+++ SUPPLIED PASSAGE

If the couture weeks have become a veritable paradise for lovers of remarkable centre stones, each more colourful than the last, all with the most desirable origins, two houses brilliantly impose themselves on using only diamonds. Sometimes colourless, sometimes coloured. Of course, most of the houses have unveiled remarkable diamonds, such as David Morris, Cartier and even Van Cleef & Arpels. But the prize in this respect goes unquestionably to the names that are inseparable from this stone, namely De Beers and Messika.

++++++
+++ STORED RECORDS

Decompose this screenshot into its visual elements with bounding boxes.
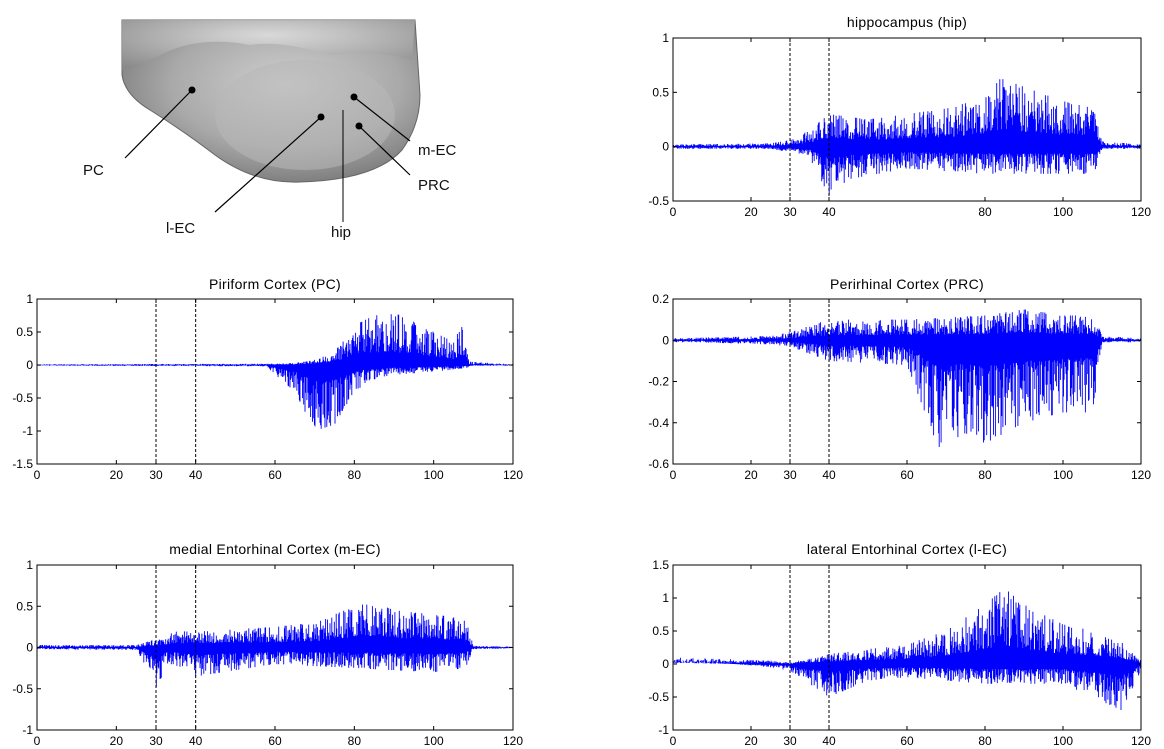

++++++
+++ STORED RECORDS

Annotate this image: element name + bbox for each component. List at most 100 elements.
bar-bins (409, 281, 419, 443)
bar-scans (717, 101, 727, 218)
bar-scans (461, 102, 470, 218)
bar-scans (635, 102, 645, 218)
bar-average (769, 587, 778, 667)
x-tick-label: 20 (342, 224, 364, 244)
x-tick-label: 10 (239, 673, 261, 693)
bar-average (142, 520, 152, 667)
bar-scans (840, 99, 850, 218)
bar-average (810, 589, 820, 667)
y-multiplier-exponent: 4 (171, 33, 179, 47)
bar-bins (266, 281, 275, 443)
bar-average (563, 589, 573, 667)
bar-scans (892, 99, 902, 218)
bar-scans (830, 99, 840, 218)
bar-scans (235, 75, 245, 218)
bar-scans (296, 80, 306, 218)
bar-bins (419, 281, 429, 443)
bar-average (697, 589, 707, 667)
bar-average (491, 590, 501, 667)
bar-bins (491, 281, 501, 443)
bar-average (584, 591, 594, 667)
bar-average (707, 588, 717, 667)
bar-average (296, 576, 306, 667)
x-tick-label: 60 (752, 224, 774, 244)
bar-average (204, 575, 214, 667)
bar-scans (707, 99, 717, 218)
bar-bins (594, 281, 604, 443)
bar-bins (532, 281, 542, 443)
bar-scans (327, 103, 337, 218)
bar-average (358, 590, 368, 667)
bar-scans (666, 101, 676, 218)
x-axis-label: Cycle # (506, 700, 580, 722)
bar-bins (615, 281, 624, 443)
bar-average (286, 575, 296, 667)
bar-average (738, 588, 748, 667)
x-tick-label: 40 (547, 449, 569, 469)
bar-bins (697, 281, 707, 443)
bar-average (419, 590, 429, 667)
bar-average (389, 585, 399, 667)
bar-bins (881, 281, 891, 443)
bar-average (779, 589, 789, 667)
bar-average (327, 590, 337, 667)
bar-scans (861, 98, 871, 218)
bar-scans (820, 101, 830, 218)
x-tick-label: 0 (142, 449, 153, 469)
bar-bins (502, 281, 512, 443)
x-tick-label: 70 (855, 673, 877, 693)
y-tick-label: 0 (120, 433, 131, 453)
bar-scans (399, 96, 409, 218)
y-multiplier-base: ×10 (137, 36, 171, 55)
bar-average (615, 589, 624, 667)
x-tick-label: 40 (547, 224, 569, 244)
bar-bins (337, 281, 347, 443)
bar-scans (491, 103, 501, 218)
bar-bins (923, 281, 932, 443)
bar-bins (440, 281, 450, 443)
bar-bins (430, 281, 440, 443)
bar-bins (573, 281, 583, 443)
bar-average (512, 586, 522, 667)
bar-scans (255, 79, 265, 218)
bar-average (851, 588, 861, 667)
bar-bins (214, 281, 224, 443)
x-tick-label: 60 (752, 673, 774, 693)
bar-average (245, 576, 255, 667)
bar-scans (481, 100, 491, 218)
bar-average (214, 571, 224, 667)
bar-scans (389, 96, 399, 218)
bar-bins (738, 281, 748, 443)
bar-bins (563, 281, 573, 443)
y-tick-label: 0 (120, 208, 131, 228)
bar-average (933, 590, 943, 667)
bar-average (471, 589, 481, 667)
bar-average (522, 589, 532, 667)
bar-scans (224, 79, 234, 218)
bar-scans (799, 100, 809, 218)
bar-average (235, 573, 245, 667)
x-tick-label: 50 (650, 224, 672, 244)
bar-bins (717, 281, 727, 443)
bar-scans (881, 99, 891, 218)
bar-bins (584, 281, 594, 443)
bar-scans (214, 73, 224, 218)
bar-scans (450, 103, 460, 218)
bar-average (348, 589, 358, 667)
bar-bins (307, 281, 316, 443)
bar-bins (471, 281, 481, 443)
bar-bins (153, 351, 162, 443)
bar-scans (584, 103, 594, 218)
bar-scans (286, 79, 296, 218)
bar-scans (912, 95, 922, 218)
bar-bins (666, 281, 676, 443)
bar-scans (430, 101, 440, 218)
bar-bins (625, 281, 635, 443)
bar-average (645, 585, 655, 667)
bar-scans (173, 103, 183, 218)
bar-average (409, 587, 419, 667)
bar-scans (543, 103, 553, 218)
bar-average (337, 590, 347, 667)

++++++

▸ **PARTS OF THE EXERCISE**
[A] Which two houses does the passage on couture-week jewelry name as standing out for using only diamonds?
[B] Pick up the passage on couture-week jewelry after its final sentence and continue it in the same style.

▸ **ANSWERS TO THE EXERCISE**
[A] De Beers and Messika.

[B]
The first presented a collection entitled Diamond Legends, echoing all the imagination that these stones can represent. The company brought out the Eureka diamond from the Kimberley Mine Museum, which was at the origin of the South African diamond rush at the end of the 19th century. You may not have known it, but this diamond was supposedly discovered by a young boy named Erasmus Stephanus Jacobs in 1867 near Hopetown on the banks of the Orange River. He gave the stone to one of his neighbours, a mineral collector. In the same year, after its authentication, the stone was bought by Governor Wodehouse for £1500… In 1946, at a public auction at Christie’s, it fetched £5700. It was then mounted on a bracelet. In 1966, De Beers bought the stone and offered it to South Africa. The 10.73-carat diamond (just over 21 carats before it was cut) is now on display in South Africa. It was therefore a privilege to be able to admire it in Paris for a few days.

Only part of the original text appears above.